-- BEGIN Supplied passage --
If you run with scissors and you trip, you have to be good at recovering. The ability to change the application so often is a double-edged sword. Repeated success with short release cycles trains business owners to rely on vision becoming working code in record time. Keeping serious defects at bay can become a challenge when the flow of requirements becomes too mercurial. However, this nimbleness is a great competitive advantage because you can quickly react to changes in the market. More importantly, you can also quickly iterate on proposed improvements to the service. With these costs and benefits in mind, experimentation has become the core value driving how Netflix continuously improves the website and supporting systems.

We test not only the quality of the software, but the quality of the members’ experience. In the process of creating any given feature, we will develop variations on how it works, and test those variations on prospective, new and existing members before rolling them out as the standard experience. We instrument code to collect metrics around whatever member behavior that feature is supposed to drive, and we pick the version with the biggest lift in the desired behavior. The ability to assess all of the variations during the QA cycle becomes a great challenge. To that end, developers build in URL-parameter based hooks and other shortcuts that a software tester can use to force the presentation of a given customer experience. Manual and automated software tests can reproducibly verify specific versions of a member experience without lengthy set up and tear down operations in the database or a long series of UI interactions.
-- END Supplied passage --
-- BEGIN Material --
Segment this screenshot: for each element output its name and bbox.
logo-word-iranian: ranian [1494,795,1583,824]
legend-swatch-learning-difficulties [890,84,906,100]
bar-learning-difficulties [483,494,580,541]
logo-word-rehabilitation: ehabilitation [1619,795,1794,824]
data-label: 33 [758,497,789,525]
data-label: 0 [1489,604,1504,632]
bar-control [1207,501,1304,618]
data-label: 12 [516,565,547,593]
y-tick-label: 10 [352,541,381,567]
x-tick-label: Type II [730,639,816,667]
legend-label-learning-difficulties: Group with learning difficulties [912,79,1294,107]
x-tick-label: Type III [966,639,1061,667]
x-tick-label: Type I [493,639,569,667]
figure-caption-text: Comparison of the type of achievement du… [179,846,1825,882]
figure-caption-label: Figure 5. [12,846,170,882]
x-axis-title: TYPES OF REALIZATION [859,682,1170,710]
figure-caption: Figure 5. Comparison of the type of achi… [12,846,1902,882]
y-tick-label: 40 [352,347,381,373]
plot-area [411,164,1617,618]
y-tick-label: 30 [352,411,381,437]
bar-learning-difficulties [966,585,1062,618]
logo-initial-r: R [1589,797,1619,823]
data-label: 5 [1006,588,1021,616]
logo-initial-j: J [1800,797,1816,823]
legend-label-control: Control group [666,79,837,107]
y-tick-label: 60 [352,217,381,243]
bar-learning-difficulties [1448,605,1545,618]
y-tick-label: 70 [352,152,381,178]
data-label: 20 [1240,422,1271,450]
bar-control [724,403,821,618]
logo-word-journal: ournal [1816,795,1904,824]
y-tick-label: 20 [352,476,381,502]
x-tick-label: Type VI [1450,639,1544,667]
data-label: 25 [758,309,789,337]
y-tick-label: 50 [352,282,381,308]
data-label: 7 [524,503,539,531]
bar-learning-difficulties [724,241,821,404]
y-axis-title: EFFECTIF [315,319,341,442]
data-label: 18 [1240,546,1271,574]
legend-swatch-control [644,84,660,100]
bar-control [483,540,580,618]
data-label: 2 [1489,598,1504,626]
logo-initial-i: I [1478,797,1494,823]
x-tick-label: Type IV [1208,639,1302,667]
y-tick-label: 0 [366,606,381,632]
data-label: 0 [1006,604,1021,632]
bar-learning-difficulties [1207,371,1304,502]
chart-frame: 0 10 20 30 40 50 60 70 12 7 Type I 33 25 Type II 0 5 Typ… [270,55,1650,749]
-- END Material --
Objectives:
**1)** Condense the paragraph in the Netflix testing passage that begins "We test not only the quality" into a short bulleted list that keeps its main facts.
**2)** Name every group of members on which the Netflix testing passage says feature variations are tested.
**3)** Transcribe part of the Netflix testing passage, starting at the words "If you run with" and stopping after "and supporting systems.".
The data is not needed for any of this work.

Replies:
**1)**
- Netflix tests both software quality and the quality of the members' experience.
- Variations of each feature are developed and tested on prospective, new and existing members before one becomes the standard experience.
- Code is instrumented to collect metrics on the member behavior the feature should drive, and the version with the biggest lift wins.
- Assessing every variation during QA is a great challenge.
- Developers therefore build URL-parameter based hooks and other shortcuts so testers can force a given customer experience.
- Manual and automated tests can then reproducibly verify specific versions without lengthy database set up and tear down or long series of UI interactions.

**2)**
- Prospective members
- New members
- Existing members

**3)**
If you run with scissors and you trip, you have to be good at recovering. The ability to change the application so often is a double-edged sword. Repeated success with short release cycles trains business owners to rely on vision becoming working code in record time. Keeping serious defects at bay can become a challenge when the flow of requirements becomes too mercurial. However, this nimbleness is a great competitive advantage because you can quickly react to changes in the market. More importantly, you can also quickly iterate on proposed improvements to the service. With these costs and benefits in mind, experimentation has become the core value driving how Netflix continuously improves the website and supporting systems.